[Work instructions]
Find the string "send" in the entries and copy each line that has it.

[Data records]
• • • • • • •
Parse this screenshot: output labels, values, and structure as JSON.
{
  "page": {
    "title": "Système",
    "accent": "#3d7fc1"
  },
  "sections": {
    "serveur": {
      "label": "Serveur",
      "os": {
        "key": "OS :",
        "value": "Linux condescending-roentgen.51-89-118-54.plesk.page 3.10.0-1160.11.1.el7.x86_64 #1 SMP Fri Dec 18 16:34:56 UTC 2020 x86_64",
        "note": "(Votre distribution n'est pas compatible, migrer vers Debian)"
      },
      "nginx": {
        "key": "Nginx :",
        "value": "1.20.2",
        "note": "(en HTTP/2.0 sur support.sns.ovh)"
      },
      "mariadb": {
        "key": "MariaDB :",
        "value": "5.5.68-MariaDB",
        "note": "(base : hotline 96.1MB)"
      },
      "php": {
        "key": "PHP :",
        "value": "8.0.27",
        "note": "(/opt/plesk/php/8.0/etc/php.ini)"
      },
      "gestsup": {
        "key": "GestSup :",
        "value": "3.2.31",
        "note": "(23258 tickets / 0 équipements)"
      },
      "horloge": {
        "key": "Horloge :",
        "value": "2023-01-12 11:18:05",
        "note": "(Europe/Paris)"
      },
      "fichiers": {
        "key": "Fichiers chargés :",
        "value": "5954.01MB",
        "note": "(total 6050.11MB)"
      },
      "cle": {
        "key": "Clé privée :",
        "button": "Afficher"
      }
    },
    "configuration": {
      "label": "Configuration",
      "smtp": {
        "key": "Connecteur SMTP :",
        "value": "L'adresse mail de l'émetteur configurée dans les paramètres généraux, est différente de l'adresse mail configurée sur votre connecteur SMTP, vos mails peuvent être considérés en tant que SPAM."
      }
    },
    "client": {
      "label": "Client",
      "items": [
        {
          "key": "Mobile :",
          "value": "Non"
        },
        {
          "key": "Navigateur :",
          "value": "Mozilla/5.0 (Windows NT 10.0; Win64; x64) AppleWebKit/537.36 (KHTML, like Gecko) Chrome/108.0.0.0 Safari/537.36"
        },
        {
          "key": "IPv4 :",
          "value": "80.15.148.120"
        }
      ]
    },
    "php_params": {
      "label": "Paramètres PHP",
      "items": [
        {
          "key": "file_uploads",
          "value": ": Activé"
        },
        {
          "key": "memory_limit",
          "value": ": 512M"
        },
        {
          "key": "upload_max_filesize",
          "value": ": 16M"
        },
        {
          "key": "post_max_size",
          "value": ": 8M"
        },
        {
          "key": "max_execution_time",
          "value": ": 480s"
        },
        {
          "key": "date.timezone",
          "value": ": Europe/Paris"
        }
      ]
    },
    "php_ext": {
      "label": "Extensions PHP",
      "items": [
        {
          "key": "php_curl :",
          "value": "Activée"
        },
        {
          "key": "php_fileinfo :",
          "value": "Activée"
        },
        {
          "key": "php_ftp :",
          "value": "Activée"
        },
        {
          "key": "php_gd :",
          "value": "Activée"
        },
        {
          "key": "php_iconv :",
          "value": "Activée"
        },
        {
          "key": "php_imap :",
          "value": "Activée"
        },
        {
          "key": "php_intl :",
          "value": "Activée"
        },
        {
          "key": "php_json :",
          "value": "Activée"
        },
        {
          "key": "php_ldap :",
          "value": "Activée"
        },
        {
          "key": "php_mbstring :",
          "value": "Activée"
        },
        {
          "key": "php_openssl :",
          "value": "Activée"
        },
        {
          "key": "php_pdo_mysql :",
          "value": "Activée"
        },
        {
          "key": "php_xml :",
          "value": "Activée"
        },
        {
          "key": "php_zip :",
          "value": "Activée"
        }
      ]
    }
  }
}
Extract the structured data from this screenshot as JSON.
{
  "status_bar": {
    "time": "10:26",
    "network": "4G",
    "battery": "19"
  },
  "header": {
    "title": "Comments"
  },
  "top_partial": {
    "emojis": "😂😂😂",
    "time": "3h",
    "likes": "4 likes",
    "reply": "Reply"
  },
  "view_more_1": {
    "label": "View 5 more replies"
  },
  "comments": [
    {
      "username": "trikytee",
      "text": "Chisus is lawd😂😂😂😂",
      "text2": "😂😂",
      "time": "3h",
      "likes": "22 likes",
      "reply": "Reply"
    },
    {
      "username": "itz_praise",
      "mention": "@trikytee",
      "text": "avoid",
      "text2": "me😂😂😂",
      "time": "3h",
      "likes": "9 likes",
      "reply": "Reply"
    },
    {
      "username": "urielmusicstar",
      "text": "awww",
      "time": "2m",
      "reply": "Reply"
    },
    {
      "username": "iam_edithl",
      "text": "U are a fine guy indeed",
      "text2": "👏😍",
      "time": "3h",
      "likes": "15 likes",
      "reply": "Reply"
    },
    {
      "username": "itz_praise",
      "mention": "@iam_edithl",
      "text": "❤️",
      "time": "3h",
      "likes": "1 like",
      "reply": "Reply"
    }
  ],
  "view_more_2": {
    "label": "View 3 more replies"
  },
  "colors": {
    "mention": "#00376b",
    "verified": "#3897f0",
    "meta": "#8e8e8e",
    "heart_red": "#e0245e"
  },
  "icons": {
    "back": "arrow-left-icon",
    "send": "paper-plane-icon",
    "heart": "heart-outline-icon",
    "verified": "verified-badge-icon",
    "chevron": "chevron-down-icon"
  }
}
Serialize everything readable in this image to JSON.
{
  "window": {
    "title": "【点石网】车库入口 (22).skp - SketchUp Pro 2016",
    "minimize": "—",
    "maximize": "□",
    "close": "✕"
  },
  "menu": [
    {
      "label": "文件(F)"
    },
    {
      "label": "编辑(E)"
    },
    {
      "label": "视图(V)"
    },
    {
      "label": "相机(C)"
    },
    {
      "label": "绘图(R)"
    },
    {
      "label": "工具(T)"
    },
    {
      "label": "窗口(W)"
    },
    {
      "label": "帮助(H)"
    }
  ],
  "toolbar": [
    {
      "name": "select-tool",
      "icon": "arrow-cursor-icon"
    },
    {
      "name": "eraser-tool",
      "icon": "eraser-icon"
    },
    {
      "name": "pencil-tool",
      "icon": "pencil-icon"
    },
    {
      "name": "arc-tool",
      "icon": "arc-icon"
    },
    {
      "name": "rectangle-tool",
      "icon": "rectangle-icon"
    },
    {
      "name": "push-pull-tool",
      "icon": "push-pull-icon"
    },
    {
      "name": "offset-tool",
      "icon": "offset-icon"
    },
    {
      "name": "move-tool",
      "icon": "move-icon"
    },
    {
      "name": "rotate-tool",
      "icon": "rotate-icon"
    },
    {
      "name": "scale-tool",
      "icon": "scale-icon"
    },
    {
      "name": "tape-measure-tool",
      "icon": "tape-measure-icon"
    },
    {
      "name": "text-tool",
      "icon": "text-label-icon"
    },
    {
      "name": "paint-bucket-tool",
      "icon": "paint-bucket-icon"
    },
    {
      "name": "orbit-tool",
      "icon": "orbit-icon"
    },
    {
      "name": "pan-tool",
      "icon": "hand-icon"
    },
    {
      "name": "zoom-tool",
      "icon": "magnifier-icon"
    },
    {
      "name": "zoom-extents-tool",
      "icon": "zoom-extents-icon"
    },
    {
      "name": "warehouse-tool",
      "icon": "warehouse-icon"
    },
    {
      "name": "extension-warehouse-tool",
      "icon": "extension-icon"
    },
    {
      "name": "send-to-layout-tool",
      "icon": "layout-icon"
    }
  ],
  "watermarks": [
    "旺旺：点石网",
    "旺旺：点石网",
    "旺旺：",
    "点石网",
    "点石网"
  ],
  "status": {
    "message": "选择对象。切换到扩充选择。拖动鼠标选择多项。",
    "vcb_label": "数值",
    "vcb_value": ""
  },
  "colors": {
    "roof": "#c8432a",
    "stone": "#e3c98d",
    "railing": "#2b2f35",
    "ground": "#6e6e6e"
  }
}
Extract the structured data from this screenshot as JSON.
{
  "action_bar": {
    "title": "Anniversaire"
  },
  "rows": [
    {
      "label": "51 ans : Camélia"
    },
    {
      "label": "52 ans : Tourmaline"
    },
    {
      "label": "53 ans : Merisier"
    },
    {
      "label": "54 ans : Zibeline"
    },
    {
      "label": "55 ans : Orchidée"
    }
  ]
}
• • • • • • •
[Response to this task]
    "send": "paper-plane-icon",
      "name": "send-to-layout-tool",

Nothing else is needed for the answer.